DO THIS
Copy the data below line for line, without changing anything, and leave out the pictures.

RECORDS TO USE

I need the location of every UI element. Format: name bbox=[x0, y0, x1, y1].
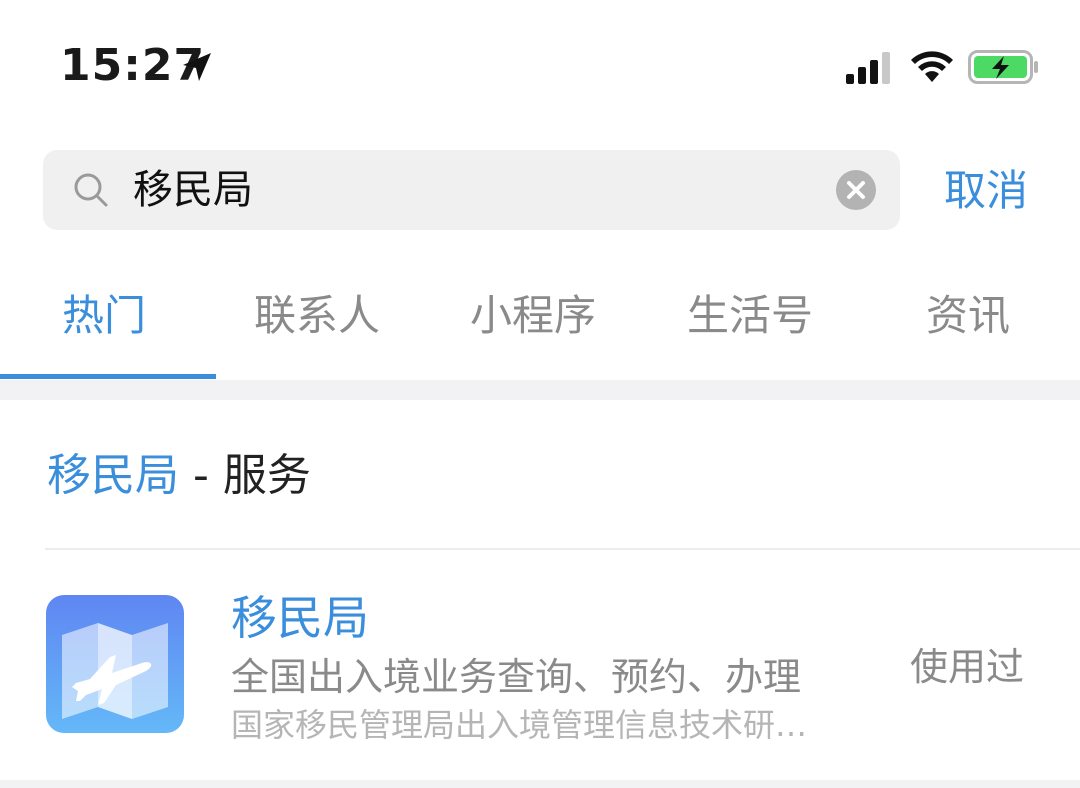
tab-mini-programs[interactable]: 小程序 bbox=[470, 288, 596, 344]
section-keyword: 移民局 bbox=[47, 450, 179, 501]
section-suffix: - 服务 bbox=[179, 450, 311, 501]
result-description: 全国出入境业务查询、预约、办理 bbox=[231, 655, 802, 699]
used-badge: 使用过 bbox=[910, 645, 1025, 689]
tab-contacts[interactable]: 联系人 bbox=[254, 288, 380, 344]
search-input[interactable] bbox=[133, 164, 813, 216]
battery-charging-icon bbox=[968, 50, 1038, 84]
status-bar: 15:27 bbox=[0, 0, 1080, 130]
search-bar[interactable] bbox=[43, 150, 900, 230]
passport-plane-icon bbox=[46, 595, 184, 733]
result-subtitle: 国家移民管理局出入境管理信息技术研… bbox=[231, 706, 808, 744]
tab-hot[interactable]: 热门 bbox=[62, 288, 146, 344]
section-title: 移民局 - 服务 bbox=[47, 446, 311, 506]
wifi-icon bbox=[911, 51, 953, 82]
result-item[interactable]: 移民局 全国出入境业务查询、预约、办理 国家移民管理局出入境管理信息技术研… 使… bbox=[0, 550, 1080, 780]
clear-icon[interactable] bbox=[836, 170, 876, 210]
bottom-divider bbox=[0, 780, 1080, 788]
tab-news[interactable]: 资讯 bbox=[926, 288, 1010, 344]
result-title: 移民局 bbox=[231, 591, 369, 645]
active-tab-indicator bbox=[0, 374, 216, 379]
cancel-button[interactable]: 取消 bbox=[944, 162, 1028, 220]
category-tabs: 热门 联系人 小程序 生活号 资讯 bbox=[0, 270, 1080, 380]
location-arrow-icon bbox=[183, 53, 211, 81]
tab-life-accounts[interactable]: 生活号 bbox=[687, 288, 813, 344]
section-divider bbox=[0, 380, 1080, 400]
cellular-signal-icon bbox=[846, 52, 890, 84]
search-icon bbox=[74, 173, 108, 207]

THE OUTPUT
I need the location of every UI element. Format: name bbox=[x0, y0, x1, y1].
tab-mini-programs[interactable]: 小程序 bbox=[470, 288, 596, 344]
section-keyword: 移民局 bbox=[47, 450, 179, 501]
section-suffix: - 服务 bbox=[179, 450, 311, 501]
result-description: 全国出入境业务查询、预约、办理 bbox=[231, 655, 802, 699]
used-badge: 使用过 bbox=[910, 645, 1025, 689]
tab-contacts[interactable]: 联系人 bbox=[254, 288, 380, 344]
search-input[interactable] bbox=[133, 164, 813, 216]
battery-charging-icon bbox=[968, 50, 1038, 84]
status-bar: 15:27 bbox=[0, 0, 1080, 130]
search-bar[interactable] bbox=[43, 150, 900, 230]
passport-plane-icon bbox=[46, 595, 184, 733]
result-subtitle: 国家移民管理局出入境管理信息技术研… bbox=[231, 706, 808, 744]
tab-hot[interactable]: 热门 bbox=[62, 288, 146, 344]
section-title: 移民局 - 服务 bbox=[47, 446, 311, 506]
wifi-icon bbox=[911, 51, 953, 82]
result-item[interactable]: 移民局 全国出入境业务查询、预约、办理 国家移民管理局出入境管理信息技术研… 使… bbox=[0, 550, 1080, 780]
clear-icon[interactable] bbox=[836, 170, 876, 210]
bottom-divider bbox=[0, 780, 1080, 788]
tab-news[interactable]: 资讯 bbox=[926, 288, 1010, 344]
result-title: 移民局 bbox=[231, 591, 369, 645]
active-tab-indicator bbox=[0, 374, 216, 379]
cancel-button[interactable]: 取消 bbox=[944, 162, 1028, 220]
category-tabs: 热门 联系人 小程序 生活号 资讯 bbox=[0, 270, 1080, 380]
location-arrow-icon bbox=[183, 53, 211, 81]
tab-life-accounts[interactable]: 生活号 bbox=[687, 288, 813, 344]
section-divider bbox=[0, 380, 1080, 400]
cellular-signal-icon bbox=[846, 52, 890, 84]
search-icon bbox=[74, 173, 108, 207]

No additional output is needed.